INSTRUCTION.
Leave out the pictures and transcribe the rest of the records exactly.

* Start STORED DATA *

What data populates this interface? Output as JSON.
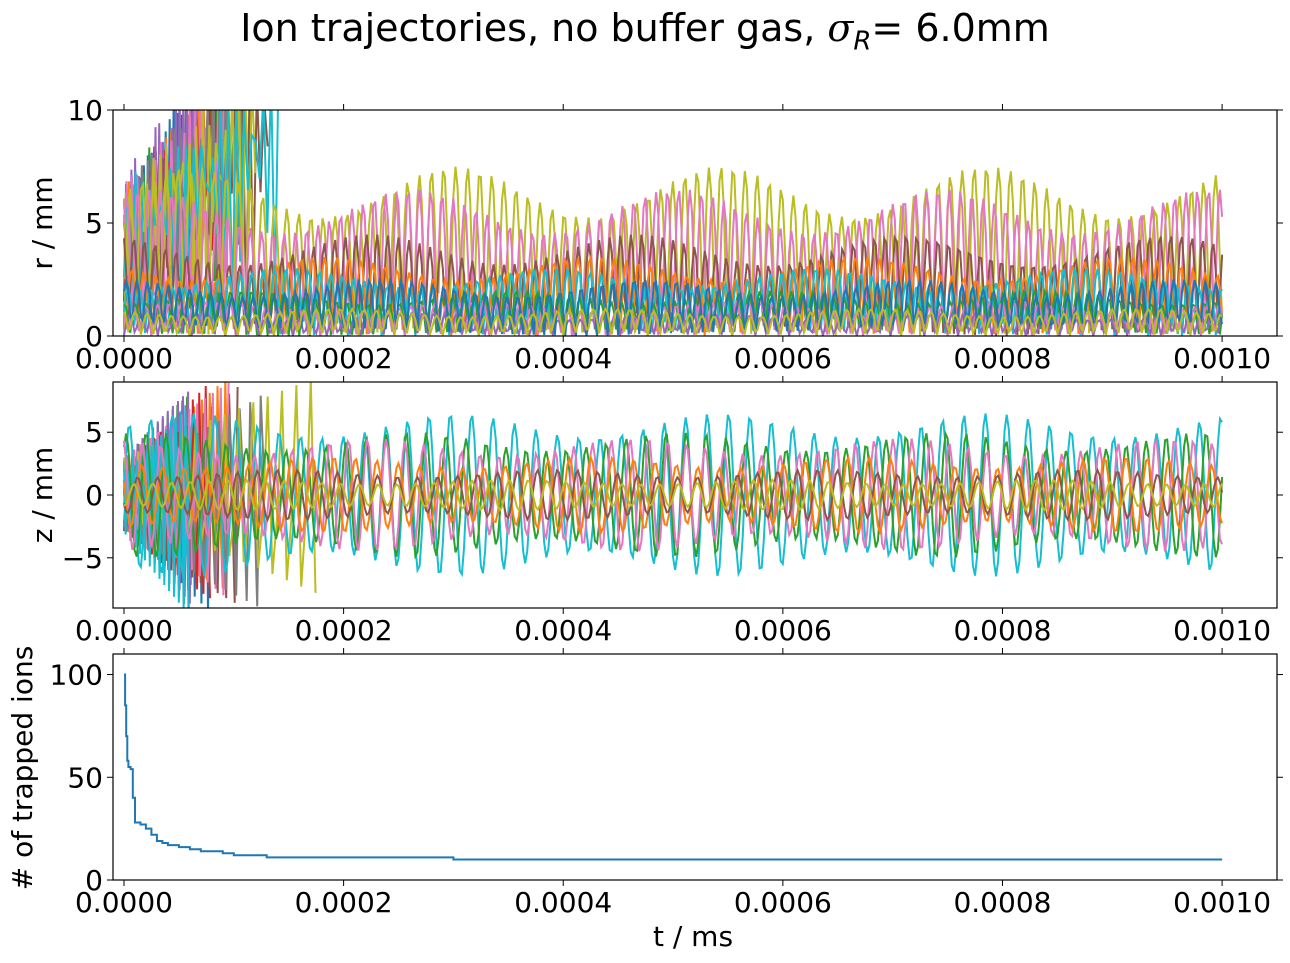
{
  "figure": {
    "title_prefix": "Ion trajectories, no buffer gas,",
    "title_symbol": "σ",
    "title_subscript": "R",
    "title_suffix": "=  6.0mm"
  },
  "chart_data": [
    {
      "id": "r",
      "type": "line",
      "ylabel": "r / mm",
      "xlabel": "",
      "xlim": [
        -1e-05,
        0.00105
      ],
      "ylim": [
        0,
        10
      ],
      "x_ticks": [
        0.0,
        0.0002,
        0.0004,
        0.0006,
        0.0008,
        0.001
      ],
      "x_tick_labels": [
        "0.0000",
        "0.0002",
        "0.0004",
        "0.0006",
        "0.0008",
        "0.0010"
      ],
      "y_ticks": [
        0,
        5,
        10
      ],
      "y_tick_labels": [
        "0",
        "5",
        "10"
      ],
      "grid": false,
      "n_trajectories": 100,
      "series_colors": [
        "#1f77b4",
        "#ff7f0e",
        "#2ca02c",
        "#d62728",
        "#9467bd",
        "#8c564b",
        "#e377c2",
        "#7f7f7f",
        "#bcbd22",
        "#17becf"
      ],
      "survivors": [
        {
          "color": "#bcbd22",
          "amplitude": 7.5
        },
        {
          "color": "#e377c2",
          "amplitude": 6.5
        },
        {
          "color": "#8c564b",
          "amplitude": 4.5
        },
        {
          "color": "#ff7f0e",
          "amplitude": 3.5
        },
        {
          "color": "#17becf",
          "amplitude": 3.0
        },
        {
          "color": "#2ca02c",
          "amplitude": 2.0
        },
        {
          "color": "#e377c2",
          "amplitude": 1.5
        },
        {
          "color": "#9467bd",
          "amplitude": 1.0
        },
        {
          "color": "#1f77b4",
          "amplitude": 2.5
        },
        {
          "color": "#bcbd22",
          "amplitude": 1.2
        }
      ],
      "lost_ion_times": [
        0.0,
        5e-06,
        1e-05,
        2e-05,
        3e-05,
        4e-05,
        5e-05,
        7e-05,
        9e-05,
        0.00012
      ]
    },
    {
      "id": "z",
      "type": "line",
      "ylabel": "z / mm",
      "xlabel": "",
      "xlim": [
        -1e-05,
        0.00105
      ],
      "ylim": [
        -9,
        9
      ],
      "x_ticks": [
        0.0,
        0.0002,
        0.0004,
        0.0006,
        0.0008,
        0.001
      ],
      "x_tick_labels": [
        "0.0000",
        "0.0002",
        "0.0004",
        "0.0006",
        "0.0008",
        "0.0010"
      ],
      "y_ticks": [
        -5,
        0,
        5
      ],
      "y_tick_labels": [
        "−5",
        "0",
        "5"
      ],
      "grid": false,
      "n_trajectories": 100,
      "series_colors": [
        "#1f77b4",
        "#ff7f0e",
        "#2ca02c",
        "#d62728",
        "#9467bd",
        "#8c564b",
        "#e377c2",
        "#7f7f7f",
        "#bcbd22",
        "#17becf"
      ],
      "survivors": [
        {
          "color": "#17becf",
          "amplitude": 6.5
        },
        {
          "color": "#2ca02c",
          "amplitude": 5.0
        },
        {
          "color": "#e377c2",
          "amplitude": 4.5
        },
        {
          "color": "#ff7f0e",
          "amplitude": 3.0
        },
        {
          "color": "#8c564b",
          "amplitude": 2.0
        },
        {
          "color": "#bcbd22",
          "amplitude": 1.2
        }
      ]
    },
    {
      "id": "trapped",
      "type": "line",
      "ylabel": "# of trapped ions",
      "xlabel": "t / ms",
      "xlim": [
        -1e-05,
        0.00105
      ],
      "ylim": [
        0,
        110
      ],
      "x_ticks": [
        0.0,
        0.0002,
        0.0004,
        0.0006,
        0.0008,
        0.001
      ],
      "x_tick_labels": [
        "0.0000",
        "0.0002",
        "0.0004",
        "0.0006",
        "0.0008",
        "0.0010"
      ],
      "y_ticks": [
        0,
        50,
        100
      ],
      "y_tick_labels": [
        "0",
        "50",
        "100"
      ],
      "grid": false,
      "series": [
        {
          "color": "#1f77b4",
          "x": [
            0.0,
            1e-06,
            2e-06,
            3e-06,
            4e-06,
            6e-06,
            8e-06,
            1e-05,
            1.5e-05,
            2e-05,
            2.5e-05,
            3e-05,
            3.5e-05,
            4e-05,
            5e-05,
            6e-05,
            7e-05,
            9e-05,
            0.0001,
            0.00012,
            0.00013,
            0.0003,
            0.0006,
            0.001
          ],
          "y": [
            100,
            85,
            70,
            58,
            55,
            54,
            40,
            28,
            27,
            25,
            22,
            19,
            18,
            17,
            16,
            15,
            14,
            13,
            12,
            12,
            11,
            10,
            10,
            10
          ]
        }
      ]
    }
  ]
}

* End STORED DATA *

COMPLETE ANSWER.
What data populates this interface? Output as JSON.
{
  "figure": {
    "title_prefix": "Ion trajectories, no buffer gas,",
    "title_symbol": "σ",
    "title_subscript": "R",
    "title_suffix": "=  6.0mm"
  },
  "chart_data": [
    {
      "id": "r",
      "type": "line",
      "ylabel": "r / mm",
      "xlabel": "",
      "xlim": [
        -1e-05,
        0.00105
      ],
      "ylim": [
        0,
        10
      ],
      "x_ticks": [
        0.0,
        0.0002,
        0.0004,
        0.0006,
        0.0008,
        0.001
      ],
      "x_tick_labels": [
        "0.0000",
        "0.0002",
        "0.0004",
        "0.0006",
        "0.0008",
        "0.0010"
      ],
      "y_ticks": [
        0,
        5,
        10
      ],
      "y_tick_labels": [
        "0",
        "5",
        "10"
      ],
      "grid": false,
      "n_trajectories": 100,
      "series_colors": [
        "#1f77b4",
        "#ff7f0e",
        "#2ca02c",
        "#d62728",
        "#9467bd",
        "#8c564b",
        "#e377c2",
        "#7f7f7f",
        "#bcbd22",
        "#17becf"
      ],
      "survivors": [
        {
          "color": "#bcbd22",
          "amplitude": 7.5
        },
        {
          "color": "#e377c2",
          "amplitude": 6.5
        },
        {
          "color": "#8c564b",
          "amplitude": 4.5
        },
        {
          "color": "#ff7f0e",
          "amplitude": 3.5
        },
        {
          "color": "#17becf",
          "amplitude": 3.0
        },
        {
          "color": "#2ca02c",
          "amplitude": 2.0
        },
        {
          "color": "#e377c2",
          "amplitude": 1.5
        },
        {
          "color": "#9467bd",
          "amplitude": 1.0
        },
        {
          "color": "#1f77b4",
          "amplitude": 2.5
        },
        {
          "color": "#bcbd22",
          "amplitude": 1.2
        }
      ],
      "lost_ion_times": [
        0.0,
        5e-06,
        1e-05,
        2e-05,
        3e-05,
        4e-05,
        5e-05,
        7e-05,
        9e-05,
        0.00012
      ]
    },
    {
      "id": "z",
      "type": "line",
      "ylabel": "z / mm",
      "xlabel": "",
      "xlim": [
        -1e-05,
        0.00105
      ],
      "ylim": [
        -9,
        9
      ],
      "x_ticks": [
        0.0,
        0.0002,
        0.0004,
        0.0006,
        0.0008,
        0.001
      ],
      "x_tick_labels": [
        "0.0000",
        "0.0002",
        "0.0004",
        "0.0006",
        "0.0008",
        "0.0010"
      ],
      "y_ticks": [
        -5,
        0,
        5
      ],
      "y_tick_labels": [
        "−5",
        "0",
        "5"
      ],
      "grid": false,
      "n_trajectories": 100,
      "series_colors": [
        "#1f77b4",
        "#ff7f0e",
        "#2ca02c",
        "#d62728",
        "#9467bd",
        "#8c564b",
        "#e377c2",
        "#7f7f7f",
        "#bcbd22",
        "#17becf"
      ],
      "survivors": [
        {
          "color": "#17becf",
          "amplitude": 6.5
        },
        {
          "color": "#2ca02c",
          "amplitude": 5.0
        },
        {
          "color": "#e377c2",
          "amplitude": 4.5
        },
        {
          "color": "#ff7f0e",
          "amplitude": 3.0
        },
        {
          "color": "#8c564b",
          "amplitude": 2.0
        },
        {
          "color": "#bcbd22",
          "amplitude": 1.2
        }
      ]
    },
    {
      "id": "trapped",
      "type": "line",
      "ylabel": "# of trapped ions",
      "xlabel": "t / ms",
      "xlim": [
        -1e-05,
        0.00105
      ],
      "ylim": [
        0,
        110
      ],
      "x_ticks": [
        0.0,
        0.0002,
        0.0004,
        0.0006,
        0.0008,
        0.001
      ],
      "x_tick_labels": [
        "0.0000",
        "0.0002",
        "0.0004",
        "0.0006",
        "0.0008",
        "0.0010"
      ],
      "y_ticks": [
        0,
        50,
        100
      ],
      "y_tick_labels": [
        "0",
        "50",
        "100"
      ],
      "grid": false,
      "series": [
        {
          "color": "#1f77b4",
          "x": [
            0.0,
            1e-06,
            2e-06,
            3e-06,
            4e-06,
            6e-06,
            8e-06,
            1e-05,
            1.5e-05,
            2e-05,
            2.5e-05,
            3e-05,
            3.5e-05,
            4e-05,
            5e-05,
            6e-05,
            7e-05,
            9e-05,
            0.0001,
            0.00012,
            0.00013,
            0.0003,
            0.0006,
            0.001
          ],
          "y": [
            100,
            85,
            70,
            58,
            55,
            54,
            40,
            28,
            27,
            25,
            22,
            19,
            18,
            17,
            16,
            15,
            14,
            13,
            12,
            12,
            11,
            10,
            10,
            10
          ]
        }
      ]
    }
  ]
}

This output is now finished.